Description of the task.
Transcribe each line of the records below exactly, excluding any embedded images.
○ ○ ○
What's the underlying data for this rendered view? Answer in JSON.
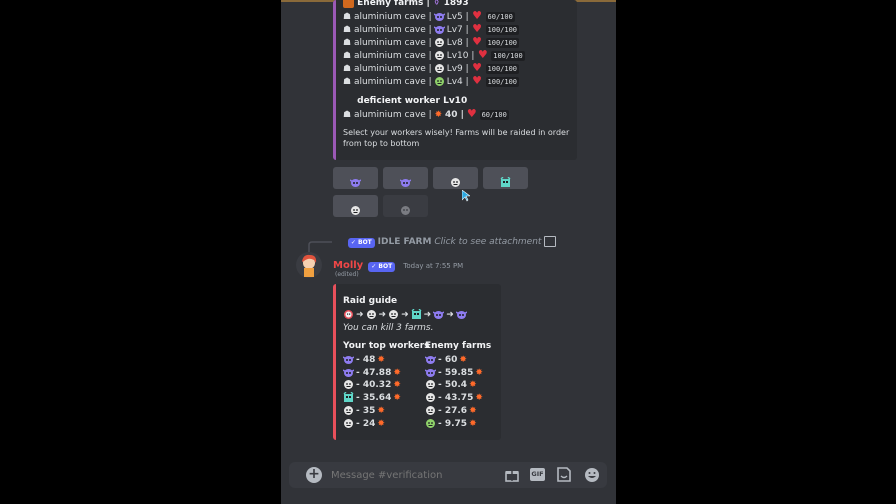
{
  "colors": {
    "bg": "#313338",
    "embed": "#2b2d31",
    "bar_purple": "#9b59b6",
    "bar_red": "#e8505b",
    "accent": "#5865f2",
    "username": "#f04747"
  },
  "enemy_embed": {
    "heading": "Enemy farms |",
    "coins": "1893",
    "rows": [
      {
        "farm": "aluminium cave |",
        "icon": "purple-goblin-icon",
        "level": "Lv5 |",
        "hp": "60/100"
      },
      {
        "farm": "aluminium cave |",
        "icon": "purple-goblin-icon",
        "level": "Lv7 |",
        "hp": "100/100"
      },
      {
        "farm": "aluminium cave |",
        "icon": "face-icon",
        "level": "Lv8 |",
        "hp": "100/100"
      },
      {
        "farm": "aluminium cave |",
        "icon": "face-icon",
        "level": "Lv10 |",
        "hp": "100/100"
      },
      {
        "farm": "aluminium cave |",
        "icon": "face-icon",
        "level": "Lv9 |",
        "hp": "100/100"
      },
      {
        "farm": "aluminium cave |",
        "icon": "green-face-icon",
        "level": "Lv4 |",
        "hp": "100/100"
      }
    ],
    "worker_title": "deficient worker Lv10",
    "worker_row": {
      "farm": "aluminium cave |",
      "power": "40 |",
      "hp": "60/100"
    },
    "note_line1": "Select your workers wisely! Farms will be raided in order",
    "note_line2": "from top to bottom"
  },
  "buttons": [
    "purple-goblin-icon",
    "purple-goblin-icon",
    "face-icon",
    "cyan-robot-icon",
    "face-icon",
    "faint-face-icon"
  ],
  "reply": {
    "badge": "✓ BOT",
    "name": "IDLE FARM",
    "text": "Click to see attachment"
  },
  "message": {
    "username": "Molly",
    "badge": "✓ BOT",
    "time": "Today at 7:55 PM",
    "edited": "(edited)"
  },
  "raid_embed": {
    "title": "Raid guide",
    "order_icons": [
      "skull-icon",
      "face-icon",
      "face-icon",
      "cyan-robot-icon",
      "purple-goblin-icon",
      "purple-goblin-icon"
    ],
    "kill_text": "You can kill 3 farms.",
    "col1_title": "Your top workers",
    "col2_title": "Enemy farms",
    "workers": [
      {
        "icon": "purple-goblin-icon",
        "value": "- 48"
      },
      {
        "icon": "purple-goblin-icon",
        "value": "- 47.88"
      },
      {
        "icon": "face-icon",
        "value": "- 40.32"
      },
      {
        "icon": "cyan-robot-icon",
        "value": "- 35.64"
      },
      {
        "icon": "face-icon",
        "value": "- 35"
      },
      {
        "icon": "face-icon",
        "value": "- 24"
      }
    ],
    "enemies": [
      {
        "icon": "purple-goblin-icon",
        "value": "- 60"
      },
      {
        "icon": "purple-goblin-icon",
        "value": "- 59.85"
      },
      {
        "icon": "face-icon",
        "value": "- 50.4"
      },
      {
        "icon": "face-icon",
        "value": "- 43.75"
      },
      {
        "icon": "face-icon",
        "value": "- 27.6"
      },
      {
        "icon": "green-face-icon",
        "value": "- 9.75"
      }
    ]
  },
  "composer": {
    "placeholder": "Message #verification",
    "gif": "GIF"
  }
}
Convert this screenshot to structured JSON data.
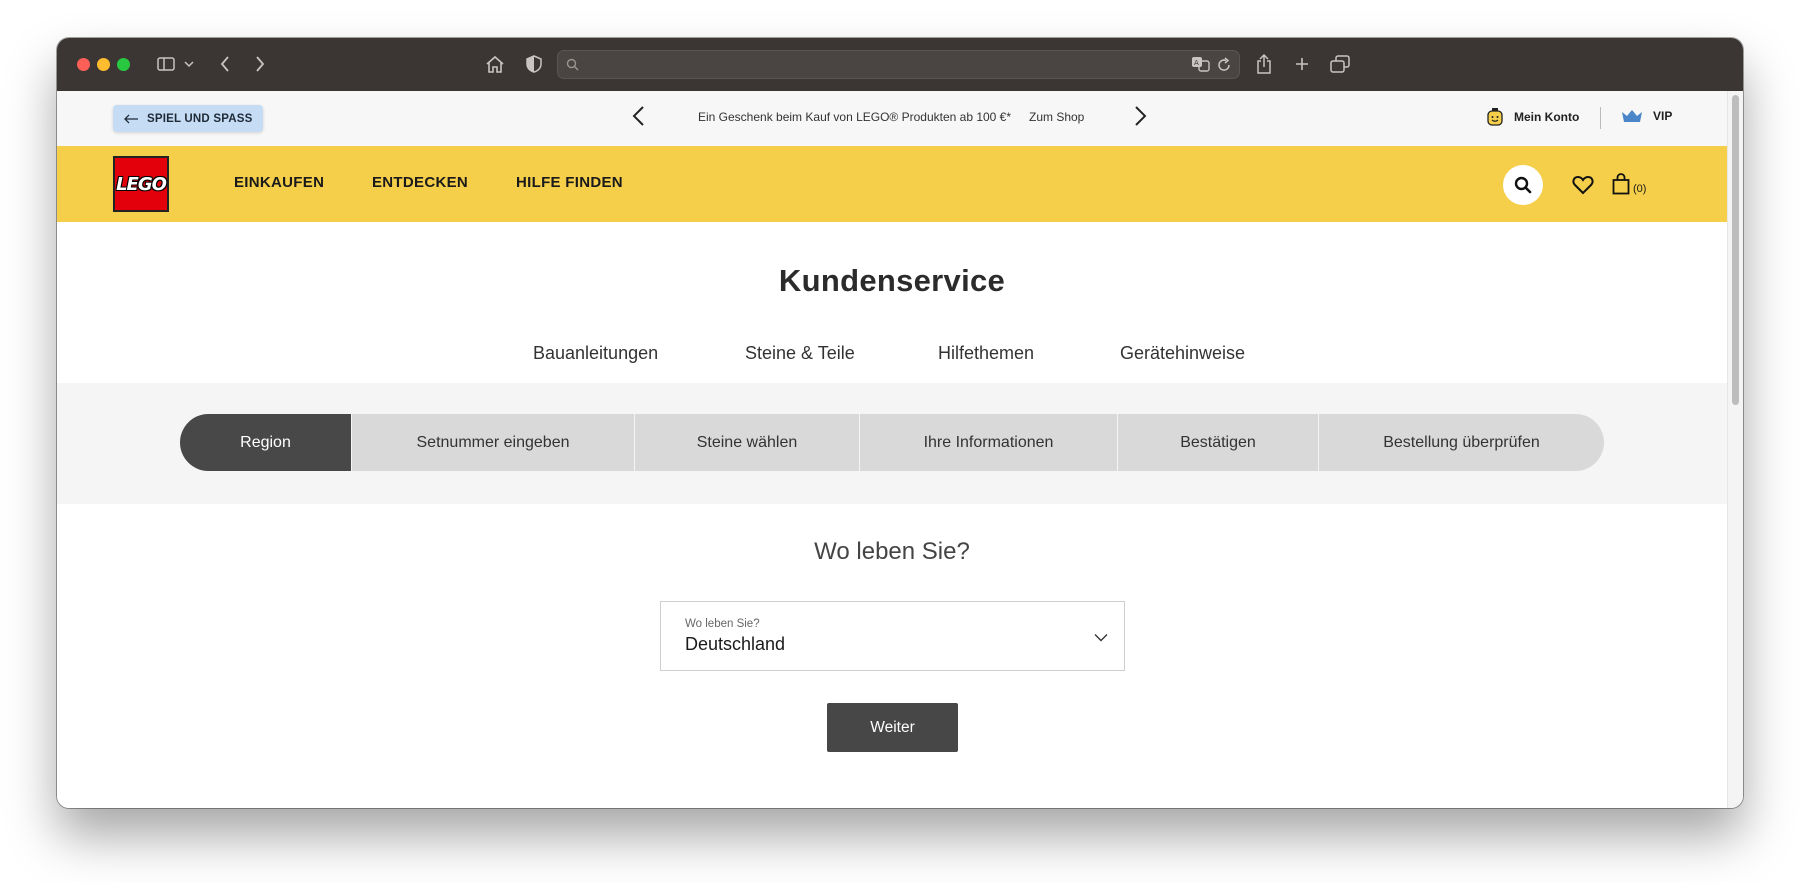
{
  "browser": {
    "url": "",
    "icons": [
      "sidebar-icon",
      "chevron-down-icon",
      "back-icon",
      "forward-icon",
      "home-icon",
      "shield-icon",
      "search-icon",
      "translate-icon",
      "reload-icon",
      "share-icon",
      "new-tab-icon",
      "tabs-overview-icon"
    ]
  },
  "promo": {
    "back_label": "SPIEL UND SPASS",
    "message": "Ein Geschenk beim Kauf von LEGO® Produkten ab 100 €*",
    "link": "Zum Shop",
    "account_label": "Mein Konto",
    "vip_label": "VIP"
  },
  "nav": {
    "logo_text": "LEGO",
    "links": [
      "EINKAUFEN",
      "ENTDECKEN",
      "HILFE FINDEN"
    ],
    "cart_count": "(0)"
  },
  "page": {
    "title": "Kundenservice",
    "subnav": [
      "Bauanleitungen",
      "Steine & Teile",
      "Hilfethemen",
      "Gerätehinweise"
    ]
  },
  "steps": [
    {
      "label": "Region",
      "active": true
    },
    {
      "label": "Setnummer eingeben",
      "active": false
    },
    {
      "label": "Steine wählen",
      "active": false
    },
    {
      "label": "Ihre Informationen",
      "active": false
    },
    {
      "label": "Bestätigen",
      "active": false
    },
    {
      "label": "Bestellung überprüfen",
      "active": false
    }
  ],
  "form": {
    "question": "Wo leben Sie?",
    "select_label": "Wo leben Sie?",
    "select_value": "Deutschland",
    "submit_label": "Weiter"
  },
  "colors": {
    "nav_yellow": "#f5cf4a",
    "lego_red": "#e3000b",
    "active_step": "#484848",
    "back_pill": "#c6dcf5"
  }
}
○ ○ ○
Task response.
What's the underlying data for this rendered view? Answer in JSON.
{
  "colors": {
    "bg": "#313338",
    "embed": "#2b2d31",
    "bar_purple": "#9b59b6",
    "bar_red": "#e8505b",
    "accent": "#5865f2",
    "username": "#f04747"
  },
  "enemy_embed": {
    "heading": "Enemy farms |",
    "coins": "1893",
    "rows": [
      {
        "farm": "aluminium cave |",
        "icon": "purple-goblin-icon",
        "level": "Lv5 |",
        "hp": "60/100"
      },
      {
        "farm": "aluminium cave |",
        "icon": "purple-goblin-icon",
        "level": "Lv7 |",
        "hp": "100/100"
      },
      {
        "farm": "aluminium cave |",
        "icon": "face-icon",
        "level": "Lv8 |",
        "hp": "100/100"
      },
      {
        "farm": "aluminium cave |",
        "icon": "face-icon",
        "level": "Lv10 |",
        "hp": "100/100"
      },
      {
        "farm": "aluminium cave |",
        "icon": "face-icon",
        "level": "Lv9 |",
        "hp": "100/100"
      },
      {
        "farm": "aluminium cave |",
        "icon": "green-face-icon",
        "level": "Lv4 |",
        "hp": "100/100"
      }
    ],
    "worker_title": "deficient worker Lv10",
    "worker_row": {
      "farm": "aluminium cave |",
      "power": "40 |",
      "hp": "60/100"
    },
    "note_line1": "Select your workers wisely! Farms will be raided in order",
    "note_line2": "from top to bottom"
  },
  "buttons": [
    "purple-goblin-icon",
    "purple-goblin-icon",
    "face-icon",
    "cyan-robot-icon",
    "face-icon",
    "faint-face-icon"
  ],
  "reply": {
    "badge": "✓ BOT",
    "name": "IDLE FARM",
    "text": "Click to see attachment"
  },
  "message": {
    "username": "Molly",
    "badge": "✓ BOT",
    "time": "Today at 7:55 PM",
    "edited": "(edited)"
  },
  "raid_embed": {
    "title": "Raid guide",
    "order_icons": [
      "skull-icon",
      "face-icon",
      "face-icon",
      "cyan-robot-icon",
      "purple-goblin-icon",
      "purple-goblin-icon"
    ],
    "kill_text": "You can kill 3 farms.",
    "col1_title": "Your top workers",
    "col2_title": "Enemy farms",
    "workers": [
      {
        "icon": "purple-goblin-icon",
        "value": "- 48"
      },
      {
        "icon": "purple-goblin-icon",
        "value": "- 47.88"
      },
      {
        "icon": "face-icon",
        "value": "- 40.32"
      },
      {
        "icon": "cyan-robot-icon",
        "value": "- 35.64"
      },
      {
        "icon": "face-icon",
        "value": "- 35"
      },
      {
        "icon": "face-icon",
        "value": "- 24"
      }
    ],
    "enemies": [
      {
        "icon": "purple-goblin-icon",
        "value": "- 60"
      },
      {
        "icon": "purple-goblin-icon",
        "value": "- 59.85"
      },
      {
        "icon": "face-icon",
        "value": "- 50.4"
      },
      {
        "icon": "face-icon",
        "value": "- 43.75"
      },
      {
        "icon": "face-icon",
        "value": "- 27.6"
      },
      {
        "icon": "green-face-icon",
        "value": "- 9.75"
      }
    ]
  },
  "composer": {
    "placeholder": "Message #verification",
    "gif": "GIF"
  }
}
Convert this screenshot to structured JSON data.
{
  "browser": {
    "url": "",
    "icons": [
      "sidebar-icon",
      "chevron-down-icon",
      "back-icon",
      "forward-icon",
      "home-icon",
      "shield-icon",
      "search-icon",
      "translate-icon",
      "reload-icon",
      "share-icon",
      "new-tab-icon",
      "tabs-overview-icon"
    ]
  },
  "promo": {
    "back_label": "SPIEL UND SPASS",
    "message": "Ein Geschenk beim Kauf von LEGO® Produkten ab 100 €*",
    "link": "Zum Shop",
    "account_label": "Mein Konto",
    "vip_label": "VIP"
  },
  "nav": {
    "logo_text": "LEGO",
    "links": [
      "EINKAUFEN",
      "ENTDECKEN",
      "HILFE FINDEN"
    ],
    "cart_count": "(0)"
  },
  "page": {
    "title": "Kundenservice",
    "subnav": [
      "Bauanleitungen",
      "Steine & Teile",
      "Hilfethemen",
      "Gerätehinweise"
    ]
  },
  "steps": [
    {
      "label": "Region",
      "active": true
    },
    {
      "label": "Setnummer eingeben",
      "active": false
    },
    {
      "label": "Steine wählen",
      "active": false
    },
    {
      "label": "Ihre Informationen",
      "active": false
    },
    {
      "label": "Bestätigen",
      "active": false
    },
    {
      "label": "Bestellung überprüfen",
      "active": false
    }
  ],
  "form": {
    "question": "Wo leben Sie?",
    "select_label": "Wo leben Sie?",
    "select_value": "Deutschland",
    "submit_label": "Weiter"
  },
  "colors": {
    "nav_yellow": "#f5cf4a",
    "lego_red": "#e3000b",
    "active_step": "#484848",
    "back_pill": "#c6dcf5"
  }
}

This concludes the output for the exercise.